Extract, exactly as written, the line that contains "Read all visible content and emit it as JSON." and all lines after it through the end of the records. Omit pictures.

> PROVIDED RECORDS
-.-.-

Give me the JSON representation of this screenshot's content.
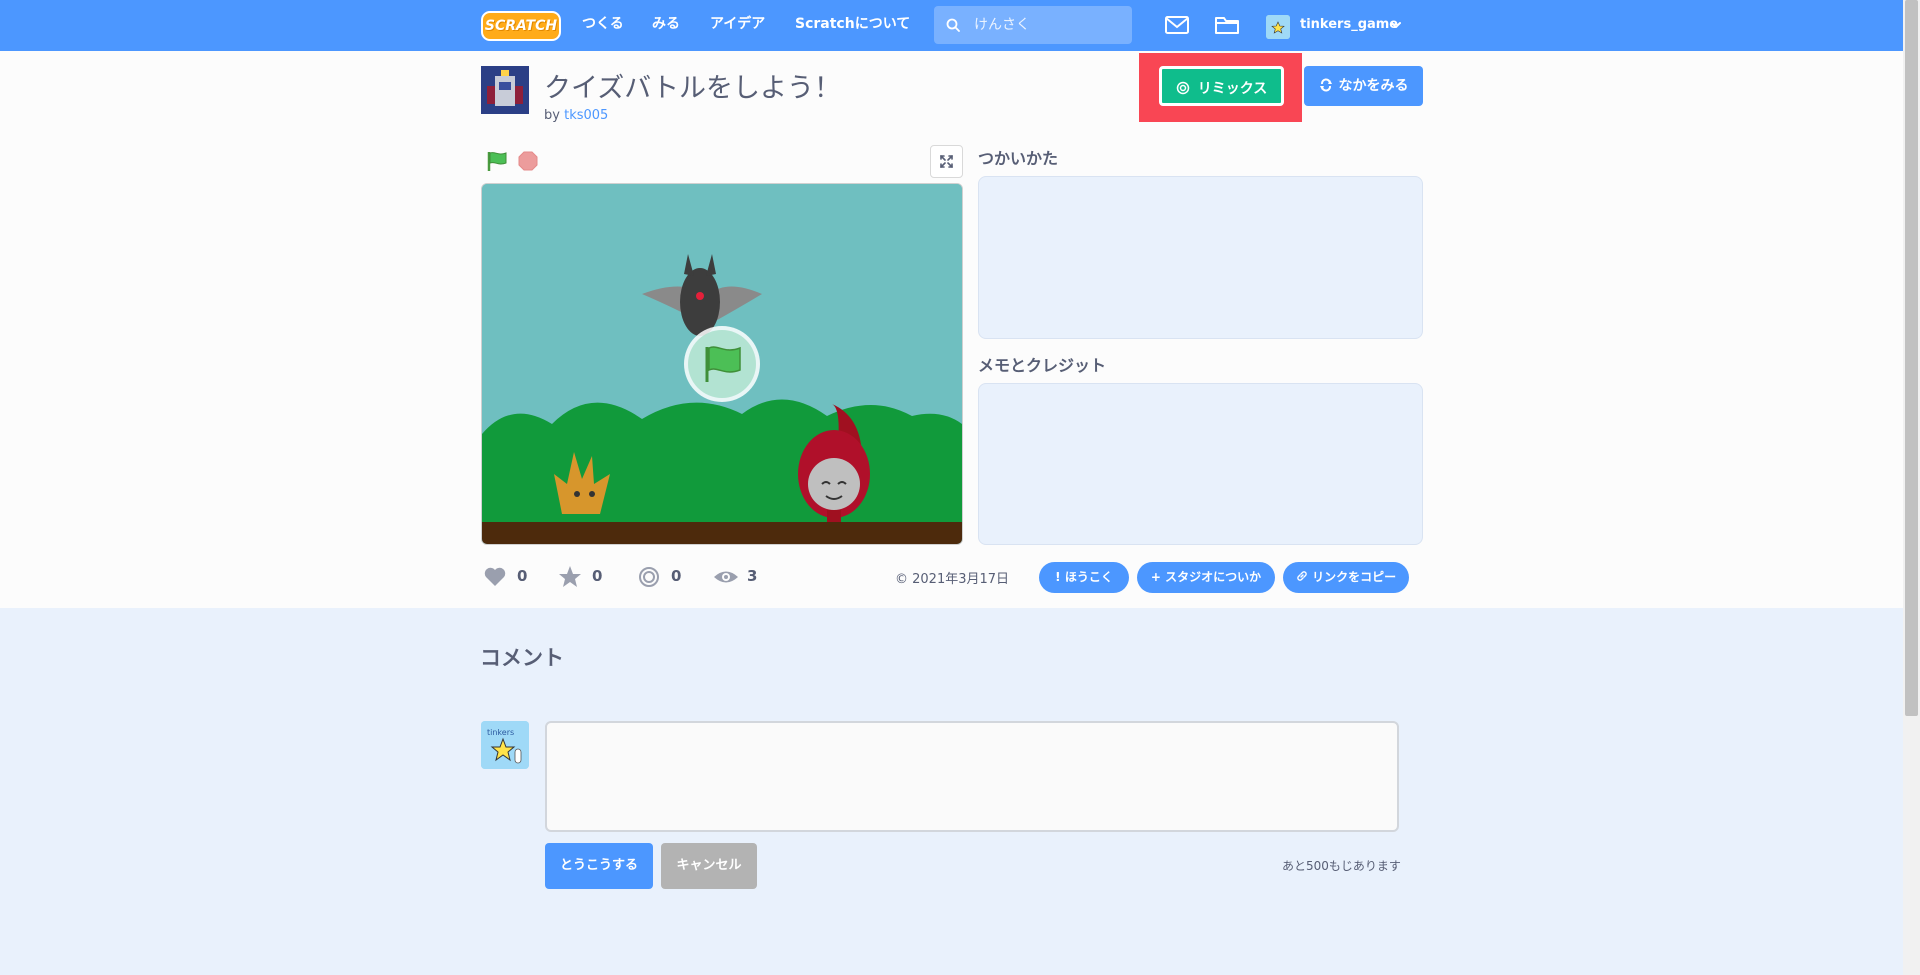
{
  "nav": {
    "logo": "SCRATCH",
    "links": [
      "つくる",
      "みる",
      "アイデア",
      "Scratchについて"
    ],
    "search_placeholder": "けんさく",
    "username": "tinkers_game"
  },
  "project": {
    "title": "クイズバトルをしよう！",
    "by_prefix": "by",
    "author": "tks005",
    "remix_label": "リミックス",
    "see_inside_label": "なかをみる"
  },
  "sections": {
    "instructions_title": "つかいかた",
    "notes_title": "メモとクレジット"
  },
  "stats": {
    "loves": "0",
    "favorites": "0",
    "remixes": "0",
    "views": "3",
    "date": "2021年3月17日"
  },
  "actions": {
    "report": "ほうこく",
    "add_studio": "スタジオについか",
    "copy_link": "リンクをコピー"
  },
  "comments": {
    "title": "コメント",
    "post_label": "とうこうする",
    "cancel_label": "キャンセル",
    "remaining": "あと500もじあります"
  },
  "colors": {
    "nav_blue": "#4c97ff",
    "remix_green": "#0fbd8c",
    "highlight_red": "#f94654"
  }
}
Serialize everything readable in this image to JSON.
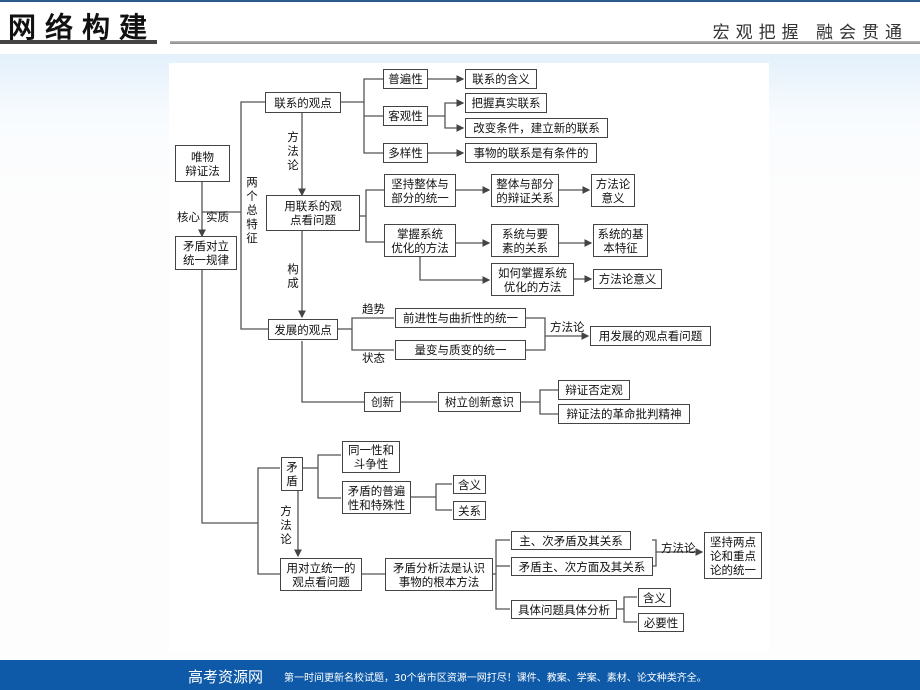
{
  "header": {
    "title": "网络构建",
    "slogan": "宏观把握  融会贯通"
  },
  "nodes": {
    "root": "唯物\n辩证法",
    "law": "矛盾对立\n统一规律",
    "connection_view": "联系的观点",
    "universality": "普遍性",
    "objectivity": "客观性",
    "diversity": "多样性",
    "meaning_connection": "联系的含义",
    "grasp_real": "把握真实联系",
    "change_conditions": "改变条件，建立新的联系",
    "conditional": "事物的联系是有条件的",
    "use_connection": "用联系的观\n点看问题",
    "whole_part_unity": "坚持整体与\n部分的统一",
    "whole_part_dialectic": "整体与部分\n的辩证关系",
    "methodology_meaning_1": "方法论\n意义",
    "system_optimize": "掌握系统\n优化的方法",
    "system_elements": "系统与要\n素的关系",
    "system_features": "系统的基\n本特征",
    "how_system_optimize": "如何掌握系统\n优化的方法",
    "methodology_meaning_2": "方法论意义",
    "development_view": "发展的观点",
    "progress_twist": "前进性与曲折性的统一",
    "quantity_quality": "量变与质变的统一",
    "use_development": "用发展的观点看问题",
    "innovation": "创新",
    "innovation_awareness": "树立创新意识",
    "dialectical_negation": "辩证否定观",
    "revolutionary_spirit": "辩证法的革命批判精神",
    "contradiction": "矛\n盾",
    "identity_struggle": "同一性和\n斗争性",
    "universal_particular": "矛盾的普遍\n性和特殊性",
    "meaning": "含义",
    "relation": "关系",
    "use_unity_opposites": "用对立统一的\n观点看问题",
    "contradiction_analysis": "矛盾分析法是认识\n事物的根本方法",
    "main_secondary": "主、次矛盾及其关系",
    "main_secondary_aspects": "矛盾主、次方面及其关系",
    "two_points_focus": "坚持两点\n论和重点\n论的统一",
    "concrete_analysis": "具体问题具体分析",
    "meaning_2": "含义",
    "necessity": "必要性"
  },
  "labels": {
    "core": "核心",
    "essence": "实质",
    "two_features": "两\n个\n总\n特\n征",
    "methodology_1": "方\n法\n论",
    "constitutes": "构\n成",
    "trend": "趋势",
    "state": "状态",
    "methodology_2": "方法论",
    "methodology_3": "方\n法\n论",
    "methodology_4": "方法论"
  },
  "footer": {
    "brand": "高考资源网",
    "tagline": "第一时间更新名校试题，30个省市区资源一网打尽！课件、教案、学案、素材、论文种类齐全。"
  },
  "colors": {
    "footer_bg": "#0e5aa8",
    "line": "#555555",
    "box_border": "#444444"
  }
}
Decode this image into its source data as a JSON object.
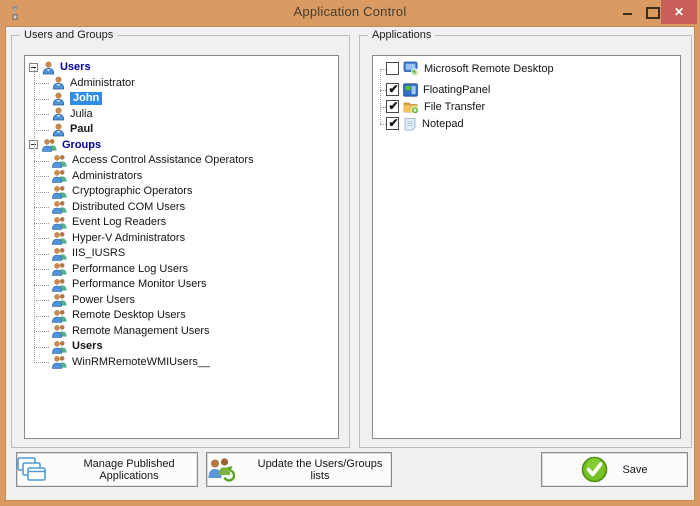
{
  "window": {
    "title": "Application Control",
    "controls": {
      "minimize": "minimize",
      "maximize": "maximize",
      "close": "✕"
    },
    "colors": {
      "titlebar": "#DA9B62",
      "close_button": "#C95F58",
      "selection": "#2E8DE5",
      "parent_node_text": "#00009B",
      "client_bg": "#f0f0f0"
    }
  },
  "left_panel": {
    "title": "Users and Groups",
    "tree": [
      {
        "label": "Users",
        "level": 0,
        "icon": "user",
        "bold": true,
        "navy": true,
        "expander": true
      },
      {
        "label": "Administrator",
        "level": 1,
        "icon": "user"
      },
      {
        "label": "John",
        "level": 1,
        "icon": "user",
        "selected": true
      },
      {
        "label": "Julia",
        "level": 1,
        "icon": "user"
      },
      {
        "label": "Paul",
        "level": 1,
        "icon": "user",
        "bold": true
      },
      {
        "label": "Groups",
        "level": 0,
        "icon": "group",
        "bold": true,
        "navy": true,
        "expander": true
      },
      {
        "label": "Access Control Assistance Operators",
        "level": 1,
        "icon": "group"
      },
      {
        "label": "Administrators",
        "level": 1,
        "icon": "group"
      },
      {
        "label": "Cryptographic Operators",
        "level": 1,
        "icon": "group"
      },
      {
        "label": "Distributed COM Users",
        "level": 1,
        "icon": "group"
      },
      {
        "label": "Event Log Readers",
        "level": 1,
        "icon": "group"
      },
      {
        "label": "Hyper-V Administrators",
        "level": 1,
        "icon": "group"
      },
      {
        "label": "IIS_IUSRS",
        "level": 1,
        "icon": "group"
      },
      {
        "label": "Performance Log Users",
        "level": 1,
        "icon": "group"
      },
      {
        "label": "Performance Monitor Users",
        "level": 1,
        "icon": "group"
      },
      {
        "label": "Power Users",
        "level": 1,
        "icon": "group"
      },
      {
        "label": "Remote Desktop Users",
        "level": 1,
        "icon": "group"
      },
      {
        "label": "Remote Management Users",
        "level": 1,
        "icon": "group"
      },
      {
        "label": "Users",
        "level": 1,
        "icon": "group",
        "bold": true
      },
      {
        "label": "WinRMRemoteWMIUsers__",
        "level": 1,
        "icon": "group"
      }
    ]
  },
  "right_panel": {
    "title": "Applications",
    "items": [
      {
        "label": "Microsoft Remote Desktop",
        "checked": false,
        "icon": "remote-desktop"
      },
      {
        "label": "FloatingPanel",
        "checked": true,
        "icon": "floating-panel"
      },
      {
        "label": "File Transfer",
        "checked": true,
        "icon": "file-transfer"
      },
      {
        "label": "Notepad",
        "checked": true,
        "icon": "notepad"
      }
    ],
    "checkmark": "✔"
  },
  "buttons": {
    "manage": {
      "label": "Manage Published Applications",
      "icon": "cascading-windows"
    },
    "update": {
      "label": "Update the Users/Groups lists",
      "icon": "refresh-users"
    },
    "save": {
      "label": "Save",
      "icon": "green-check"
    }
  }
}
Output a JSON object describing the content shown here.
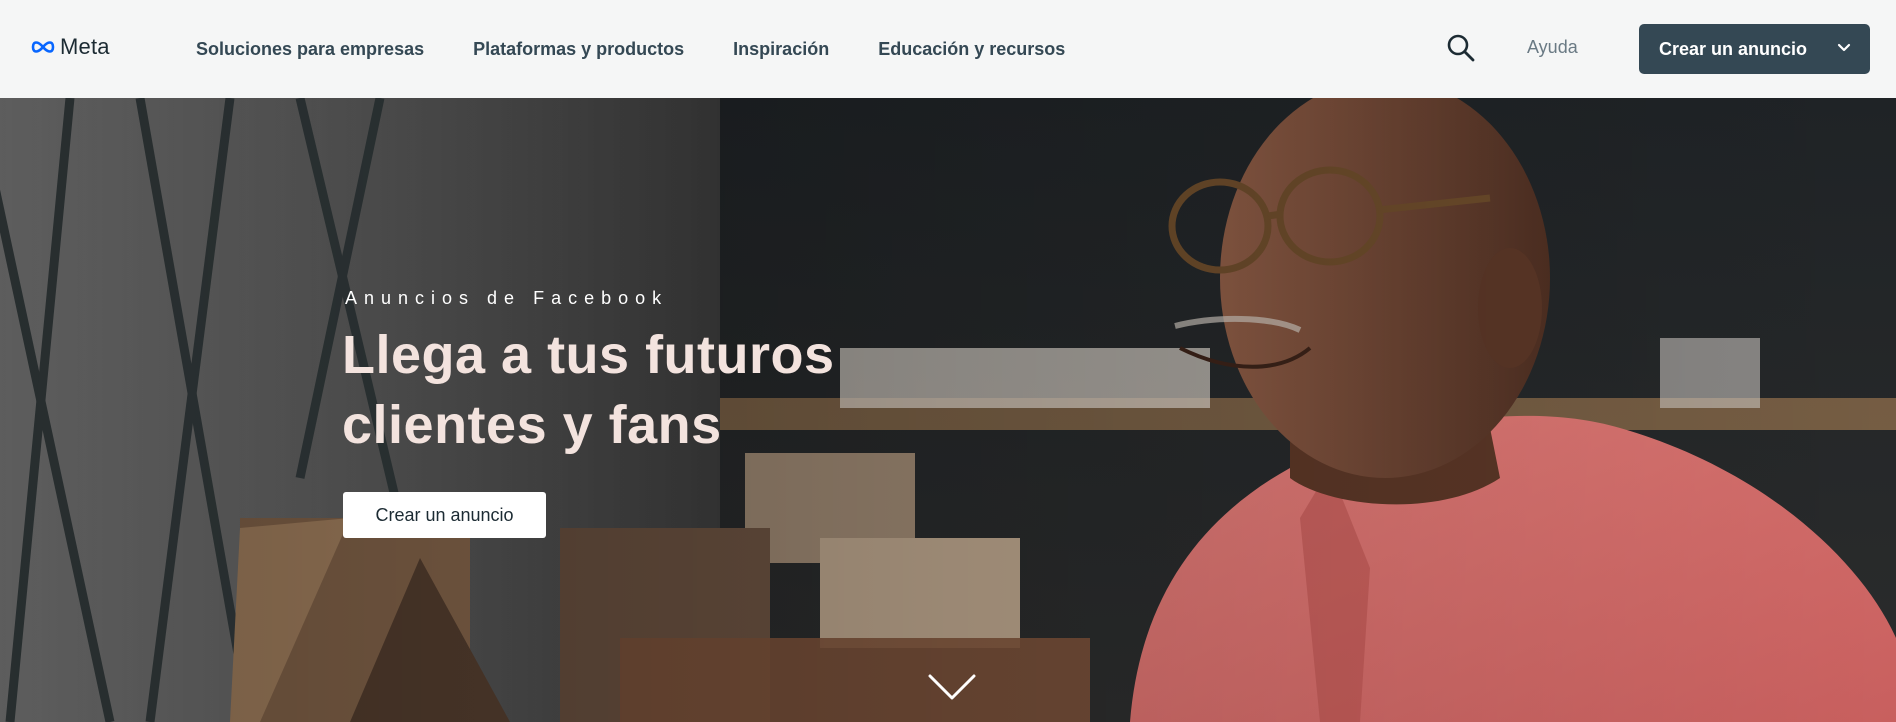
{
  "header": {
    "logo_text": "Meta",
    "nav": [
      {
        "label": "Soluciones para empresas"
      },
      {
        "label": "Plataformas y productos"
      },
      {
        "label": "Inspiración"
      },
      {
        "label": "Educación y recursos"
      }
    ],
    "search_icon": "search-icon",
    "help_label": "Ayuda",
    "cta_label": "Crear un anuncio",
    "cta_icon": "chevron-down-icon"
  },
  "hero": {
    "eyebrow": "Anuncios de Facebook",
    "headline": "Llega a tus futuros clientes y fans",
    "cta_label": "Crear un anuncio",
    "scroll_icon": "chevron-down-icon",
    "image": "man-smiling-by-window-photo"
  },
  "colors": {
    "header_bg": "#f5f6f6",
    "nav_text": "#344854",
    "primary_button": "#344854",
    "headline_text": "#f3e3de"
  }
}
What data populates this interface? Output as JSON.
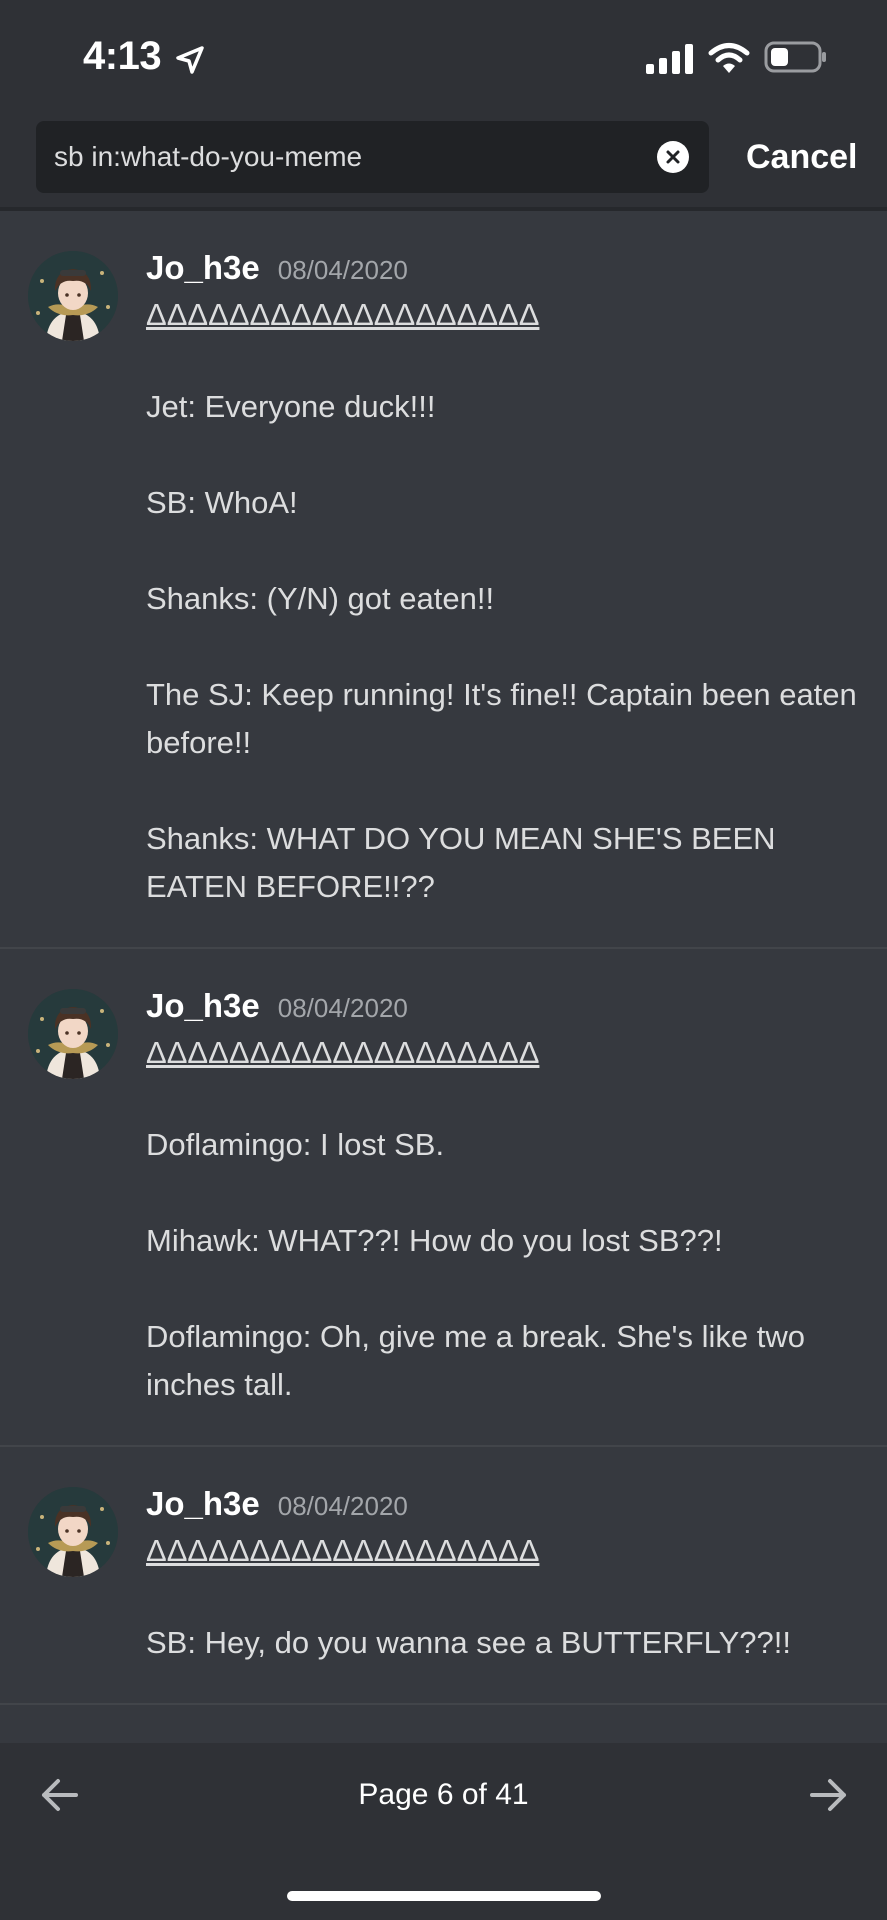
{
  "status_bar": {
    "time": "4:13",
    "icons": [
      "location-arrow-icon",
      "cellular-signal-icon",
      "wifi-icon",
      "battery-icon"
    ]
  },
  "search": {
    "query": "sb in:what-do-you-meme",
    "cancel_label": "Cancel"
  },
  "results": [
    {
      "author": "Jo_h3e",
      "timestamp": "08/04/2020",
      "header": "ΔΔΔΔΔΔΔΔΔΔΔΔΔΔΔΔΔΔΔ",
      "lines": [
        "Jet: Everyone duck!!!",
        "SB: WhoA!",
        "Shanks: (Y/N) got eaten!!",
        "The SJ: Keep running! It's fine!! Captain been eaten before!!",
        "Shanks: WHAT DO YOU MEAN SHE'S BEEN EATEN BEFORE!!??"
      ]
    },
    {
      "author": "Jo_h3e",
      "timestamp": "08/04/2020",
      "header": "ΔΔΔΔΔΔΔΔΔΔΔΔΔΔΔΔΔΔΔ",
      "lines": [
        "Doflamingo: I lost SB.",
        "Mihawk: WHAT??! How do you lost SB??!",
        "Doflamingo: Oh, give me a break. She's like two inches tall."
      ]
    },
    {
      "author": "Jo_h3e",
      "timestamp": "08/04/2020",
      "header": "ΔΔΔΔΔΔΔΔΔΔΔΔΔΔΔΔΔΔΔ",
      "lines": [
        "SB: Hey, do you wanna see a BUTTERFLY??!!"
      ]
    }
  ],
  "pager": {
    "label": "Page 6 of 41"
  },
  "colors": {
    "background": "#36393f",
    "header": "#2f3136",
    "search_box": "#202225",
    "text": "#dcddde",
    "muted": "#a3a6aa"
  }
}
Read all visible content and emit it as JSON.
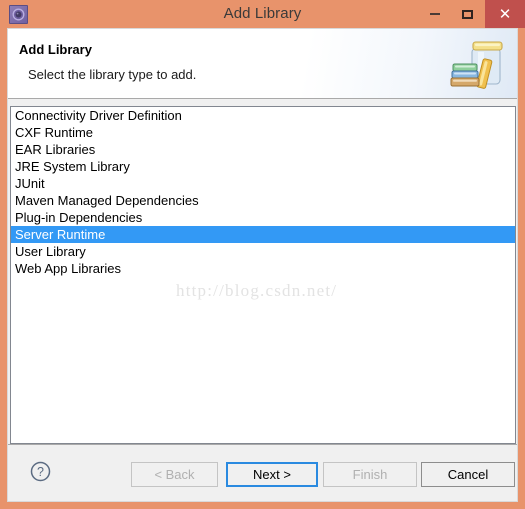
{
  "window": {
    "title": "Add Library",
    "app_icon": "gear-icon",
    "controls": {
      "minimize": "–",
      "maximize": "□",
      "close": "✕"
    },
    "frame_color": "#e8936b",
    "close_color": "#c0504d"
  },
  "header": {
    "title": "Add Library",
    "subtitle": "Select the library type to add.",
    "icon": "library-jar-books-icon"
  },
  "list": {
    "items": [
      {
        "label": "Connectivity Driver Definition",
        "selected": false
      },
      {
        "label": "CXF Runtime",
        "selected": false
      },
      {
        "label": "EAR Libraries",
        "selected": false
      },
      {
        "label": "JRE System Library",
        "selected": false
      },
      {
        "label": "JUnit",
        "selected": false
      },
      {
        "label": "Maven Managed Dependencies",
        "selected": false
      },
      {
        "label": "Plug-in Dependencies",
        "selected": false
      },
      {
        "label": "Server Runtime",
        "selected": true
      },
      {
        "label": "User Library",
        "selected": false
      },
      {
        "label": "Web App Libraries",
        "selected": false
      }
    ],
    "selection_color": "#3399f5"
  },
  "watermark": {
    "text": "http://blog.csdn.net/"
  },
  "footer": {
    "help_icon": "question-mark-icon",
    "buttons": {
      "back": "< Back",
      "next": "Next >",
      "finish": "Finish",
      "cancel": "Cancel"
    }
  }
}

-.-.-

> EXERCISE SOLUTION
Read all visible content and emit it as JSON.
{
  "window": {
    "title": "Add Library",
    "app_icon": "gear-icon",
    "controls": {
      "minimize": "–",
      "maximize": "□",
      "close": "✕"
    },
    "frame_color": "#e8936b",
    "close_color": "#c0504d"
  },
  "header": {
    "title": "Add Library",
    "subtitle": "Select the library type to add.",
    "icon": "library-jar-books-icon"
  },
  "list": {
    "items": [
      {
        "label": "Connectivity Driver Definition",
        "selected": false
      },
      {
        "label": "CXF Runtime",
        "selected": false
      },
      {
        "label": "EAR Libraries",
        "selected": false
      },
      {
        "label": "JRE System Library",
        "selected": false
      },
      {
        "label": "JUnit",
        "selected": false
      },
      {
        "label": "Maven Managed Dependencies",
        "selected": false
      },
      {
        "label": "Plug-in Dependencies",
        "selected": false
      },
      {
        "label": "Server Runtime",
        "selected": true
      },
      {
        "label": "User Library",
        "selected": false
      },
      {
        "label": "Web App Libraries",
        "selected": false
      }
    ],
    "selection_color": "#3399f5"
  },
  "watermark": {
    "text": "http://blog.csdn.net/"
  },
  "footer": {
    "help_icon": "question-mark-icon",
    "buttons": {
      "back": "< Back",
      "next": "Next >",
      "finish": "Finish",
      "cancel": "Cancel"
    }
  }
}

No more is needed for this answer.